_WRITTEN INSTRUCTION_. Copy out each line of the material below with no changes.

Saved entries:
....................

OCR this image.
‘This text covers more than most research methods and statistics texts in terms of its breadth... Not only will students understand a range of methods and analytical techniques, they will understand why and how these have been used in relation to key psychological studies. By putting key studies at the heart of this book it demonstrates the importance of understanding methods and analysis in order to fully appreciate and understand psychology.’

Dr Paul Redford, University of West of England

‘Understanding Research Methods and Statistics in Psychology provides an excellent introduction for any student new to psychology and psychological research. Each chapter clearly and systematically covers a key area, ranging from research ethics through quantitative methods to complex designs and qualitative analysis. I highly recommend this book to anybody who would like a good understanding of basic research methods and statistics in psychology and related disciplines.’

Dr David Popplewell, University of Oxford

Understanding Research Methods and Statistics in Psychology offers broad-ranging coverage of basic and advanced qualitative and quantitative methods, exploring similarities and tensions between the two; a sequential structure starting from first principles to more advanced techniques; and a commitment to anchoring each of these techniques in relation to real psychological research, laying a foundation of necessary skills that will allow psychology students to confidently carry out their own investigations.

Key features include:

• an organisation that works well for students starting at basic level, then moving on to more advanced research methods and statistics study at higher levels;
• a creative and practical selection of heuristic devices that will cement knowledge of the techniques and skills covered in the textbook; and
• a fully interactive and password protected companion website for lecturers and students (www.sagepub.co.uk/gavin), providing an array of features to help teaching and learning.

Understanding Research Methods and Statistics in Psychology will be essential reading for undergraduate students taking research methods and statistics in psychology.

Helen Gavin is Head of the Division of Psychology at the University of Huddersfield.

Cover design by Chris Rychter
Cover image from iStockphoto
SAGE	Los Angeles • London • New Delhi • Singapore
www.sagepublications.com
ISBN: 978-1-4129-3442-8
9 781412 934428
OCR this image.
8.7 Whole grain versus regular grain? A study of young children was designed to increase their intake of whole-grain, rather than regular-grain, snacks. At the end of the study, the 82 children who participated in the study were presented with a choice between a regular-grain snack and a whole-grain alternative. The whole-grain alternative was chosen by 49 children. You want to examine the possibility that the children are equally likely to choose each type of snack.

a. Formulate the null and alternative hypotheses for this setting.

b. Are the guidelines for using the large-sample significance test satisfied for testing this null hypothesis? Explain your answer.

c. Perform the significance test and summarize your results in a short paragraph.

....................

_COMPLETE OUTPUT_.
OCR this image.
‘This text covers more than most research methods and statistics texts in terms of its breadth... Not only will students understand a range of methods and analytical techniques, they will understand why and how these have been used in relation to key psychological studies. By putting key studies at the heart of this book it demonstrates the importance of understanding methods and analysis in order to fully appreciate and understand psychology.’

Dr Paul Redford, University of West of England

‘Understanding Research Methods and Statistics in Psychology provides an excellent introduction for any student new to psychology and psychological research. Each chapter clearly and systematically covers a key area, ranging from research ethics through quantitative methods to complex designs and qualitative analysis. I highly recommend this book to anybody who would like a good understanding of basic research methods and statistics in psychology and related disciplines.’

Dr David Popplewell, University of Oxford

Understanding Research Methods and Statistics in Psychology offers broad-ranging coverage of basic and advanced qualitative and quantitative methods, exploring similarities and tensions between the two; a sequential structure starting from first principles to more advanced techniques; and a commitment to anchoring each of these techniques in relation to real psychological research, laying a foundation of necessary skills that will allow psychology students to confidently carry out their own investigations.

Key features include:

• an organisation that works well for students starting at basic level, then moving on to more advanced research methods and statistics study at higher levels;
• a creative and practical selection of heuristic devices that will cement knowledge of the techniques and skills covered in the textbook; and
• a fully interactive and password protected companion website for lecturers and students (www.sagepub.co.uk/gavin), providing an array of features to help teaching and learning.

Understanding Research Methods and Statistics in Psychology will be essential reading for undergraduate students taking research methods and statistics in psychology.

Helen Gavin is Head of the Division of Psychology at the University of Huddersfield.

Cover design by Chris Rychter
Cover image from iStockphoto
SAGE	Los Angeles • London • New Delhi • Singapore
www.sagepublications.com
ISBN: 978-1-4129-3442-8
9 781412 934428
OCR this image.
8.7 Whole grain versus regular grain? A study of young children was designed to increase their intake of whole-grain, rather than regular-grain, snacks. At the end of the study, the 82 children who participated in the study were presented with a choice between a regular-grain snack and a whole-grain alternative. The whole-grain alternative was chosen by 49 children. You want to examine the possibility that the children are equally likely to choose each type of snack.

a. Formulate the null and alternative hypotheses for this setting.

b. Are the guidelines for using the large-sample significance test satisfied for testing this null hypothesis? Explain your answer.

c. Perform the significance test and summarize your results in a short paragraph.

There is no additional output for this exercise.